## Task to complete
Each line that holds the word "point" counts once. Give the total number of such lines and nothing else.

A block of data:
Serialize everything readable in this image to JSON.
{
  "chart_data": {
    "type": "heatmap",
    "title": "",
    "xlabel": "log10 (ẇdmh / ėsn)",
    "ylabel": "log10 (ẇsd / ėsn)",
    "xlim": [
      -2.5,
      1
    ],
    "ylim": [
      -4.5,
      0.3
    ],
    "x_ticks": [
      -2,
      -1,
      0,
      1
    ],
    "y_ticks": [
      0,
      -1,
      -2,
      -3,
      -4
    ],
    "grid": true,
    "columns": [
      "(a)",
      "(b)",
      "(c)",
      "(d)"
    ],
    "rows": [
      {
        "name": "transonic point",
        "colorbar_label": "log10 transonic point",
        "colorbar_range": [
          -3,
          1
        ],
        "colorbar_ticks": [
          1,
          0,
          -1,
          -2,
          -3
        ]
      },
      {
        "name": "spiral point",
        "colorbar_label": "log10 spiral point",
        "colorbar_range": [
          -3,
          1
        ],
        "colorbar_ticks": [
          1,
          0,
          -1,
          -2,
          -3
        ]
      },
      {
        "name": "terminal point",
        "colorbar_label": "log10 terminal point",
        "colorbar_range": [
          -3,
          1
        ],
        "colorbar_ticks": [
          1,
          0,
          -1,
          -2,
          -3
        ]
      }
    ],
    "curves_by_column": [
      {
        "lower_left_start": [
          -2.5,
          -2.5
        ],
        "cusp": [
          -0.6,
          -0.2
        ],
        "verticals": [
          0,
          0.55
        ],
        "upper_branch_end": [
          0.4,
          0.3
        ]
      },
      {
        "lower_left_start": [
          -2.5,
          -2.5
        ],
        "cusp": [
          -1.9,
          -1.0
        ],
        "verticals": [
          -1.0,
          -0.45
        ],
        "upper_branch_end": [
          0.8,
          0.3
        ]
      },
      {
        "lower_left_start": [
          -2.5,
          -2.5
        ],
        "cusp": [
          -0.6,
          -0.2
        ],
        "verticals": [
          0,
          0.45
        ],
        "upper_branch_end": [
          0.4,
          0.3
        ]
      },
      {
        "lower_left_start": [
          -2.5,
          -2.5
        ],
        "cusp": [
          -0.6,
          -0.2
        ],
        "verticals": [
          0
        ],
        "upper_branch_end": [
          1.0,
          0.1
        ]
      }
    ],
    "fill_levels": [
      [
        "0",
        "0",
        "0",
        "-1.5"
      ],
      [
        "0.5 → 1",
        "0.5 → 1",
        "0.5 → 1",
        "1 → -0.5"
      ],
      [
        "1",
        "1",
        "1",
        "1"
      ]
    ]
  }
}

## Task result
6